Filter out everything except lines holding "rank".
----------------------------------------
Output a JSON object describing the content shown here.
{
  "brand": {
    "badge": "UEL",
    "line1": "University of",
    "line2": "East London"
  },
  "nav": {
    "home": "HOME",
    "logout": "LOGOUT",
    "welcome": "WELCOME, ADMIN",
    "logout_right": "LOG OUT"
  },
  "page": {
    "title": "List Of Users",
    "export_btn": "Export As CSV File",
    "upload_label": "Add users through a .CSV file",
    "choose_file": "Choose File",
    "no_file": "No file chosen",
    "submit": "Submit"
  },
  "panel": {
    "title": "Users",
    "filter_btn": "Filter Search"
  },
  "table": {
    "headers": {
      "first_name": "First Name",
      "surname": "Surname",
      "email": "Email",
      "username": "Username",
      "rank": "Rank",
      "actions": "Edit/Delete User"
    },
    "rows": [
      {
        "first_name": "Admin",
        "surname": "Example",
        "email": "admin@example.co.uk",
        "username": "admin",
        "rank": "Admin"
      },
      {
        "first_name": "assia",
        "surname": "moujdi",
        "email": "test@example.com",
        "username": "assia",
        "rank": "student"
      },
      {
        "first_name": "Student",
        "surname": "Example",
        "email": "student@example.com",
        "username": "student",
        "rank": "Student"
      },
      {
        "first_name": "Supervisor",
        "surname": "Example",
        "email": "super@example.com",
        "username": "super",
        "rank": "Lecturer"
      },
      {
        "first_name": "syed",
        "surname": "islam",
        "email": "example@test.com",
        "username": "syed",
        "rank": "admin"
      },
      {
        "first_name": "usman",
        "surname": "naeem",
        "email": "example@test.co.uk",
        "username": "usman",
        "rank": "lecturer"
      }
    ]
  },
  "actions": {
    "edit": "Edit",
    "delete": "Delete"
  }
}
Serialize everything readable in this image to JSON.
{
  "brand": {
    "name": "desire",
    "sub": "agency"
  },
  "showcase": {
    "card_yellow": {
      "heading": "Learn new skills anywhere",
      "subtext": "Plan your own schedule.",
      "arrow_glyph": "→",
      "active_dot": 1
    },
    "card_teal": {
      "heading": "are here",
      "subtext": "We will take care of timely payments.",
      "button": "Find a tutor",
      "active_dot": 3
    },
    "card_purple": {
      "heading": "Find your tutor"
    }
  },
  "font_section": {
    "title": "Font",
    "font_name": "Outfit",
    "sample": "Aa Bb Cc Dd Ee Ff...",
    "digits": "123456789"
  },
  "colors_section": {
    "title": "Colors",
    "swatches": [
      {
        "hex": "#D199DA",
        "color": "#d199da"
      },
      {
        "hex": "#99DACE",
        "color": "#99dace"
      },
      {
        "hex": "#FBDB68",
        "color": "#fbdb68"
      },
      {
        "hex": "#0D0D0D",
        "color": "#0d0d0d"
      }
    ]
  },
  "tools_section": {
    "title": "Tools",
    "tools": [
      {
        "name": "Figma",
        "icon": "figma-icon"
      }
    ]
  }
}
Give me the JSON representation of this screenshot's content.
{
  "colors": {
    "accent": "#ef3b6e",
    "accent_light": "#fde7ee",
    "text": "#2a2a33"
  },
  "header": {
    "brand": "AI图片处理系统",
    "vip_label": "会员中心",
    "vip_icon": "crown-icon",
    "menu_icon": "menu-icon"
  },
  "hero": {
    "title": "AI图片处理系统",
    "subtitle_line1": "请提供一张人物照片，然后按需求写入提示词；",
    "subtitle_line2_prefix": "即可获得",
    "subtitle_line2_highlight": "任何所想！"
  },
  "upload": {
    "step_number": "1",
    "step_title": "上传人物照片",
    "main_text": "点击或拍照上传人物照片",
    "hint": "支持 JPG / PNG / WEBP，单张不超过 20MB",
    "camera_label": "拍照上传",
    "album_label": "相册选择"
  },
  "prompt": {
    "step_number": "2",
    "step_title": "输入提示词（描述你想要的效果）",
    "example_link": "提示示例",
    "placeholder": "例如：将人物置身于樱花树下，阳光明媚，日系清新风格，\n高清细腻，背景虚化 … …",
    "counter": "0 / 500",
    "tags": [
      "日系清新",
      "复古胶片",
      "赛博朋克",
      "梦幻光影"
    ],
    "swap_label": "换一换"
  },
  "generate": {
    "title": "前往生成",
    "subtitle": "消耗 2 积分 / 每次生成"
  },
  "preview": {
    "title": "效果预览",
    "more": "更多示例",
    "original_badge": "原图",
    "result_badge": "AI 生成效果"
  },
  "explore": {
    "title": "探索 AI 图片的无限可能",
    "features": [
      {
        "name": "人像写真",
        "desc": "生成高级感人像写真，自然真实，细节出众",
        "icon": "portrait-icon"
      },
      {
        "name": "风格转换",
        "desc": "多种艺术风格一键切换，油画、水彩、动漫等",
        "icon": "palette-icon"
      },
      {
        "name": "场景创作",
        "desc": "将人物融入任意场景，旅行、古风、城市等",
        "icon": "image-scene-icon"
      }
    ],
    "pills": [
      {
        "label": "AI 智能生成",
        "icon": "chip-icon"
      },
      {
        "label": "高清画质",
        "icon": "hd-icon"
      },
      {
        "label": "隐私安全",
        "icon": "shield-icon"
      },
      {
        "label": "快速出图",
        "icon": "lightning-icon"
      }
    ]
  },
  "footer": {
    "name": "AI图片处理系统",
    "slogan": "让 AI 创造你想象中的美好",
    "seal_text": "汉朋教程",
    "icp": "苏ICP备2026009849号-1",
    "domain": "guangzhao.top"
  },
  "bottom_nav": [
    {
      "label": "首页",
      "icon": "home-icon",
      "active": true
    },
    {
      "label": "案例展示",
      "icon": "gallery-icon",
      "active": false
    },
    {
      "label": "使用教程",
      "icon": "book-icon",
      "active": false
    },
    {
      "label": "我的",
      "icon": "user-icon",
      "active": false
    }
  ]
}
----------------------------------------
**Final answer**
      "rank": "Rank",
        "rank": "Admin"
        "rank": "student"
        "rank": "Student"
        "rank": "Lecturer"
        "rank": "admin"
        "rank": "lecturer"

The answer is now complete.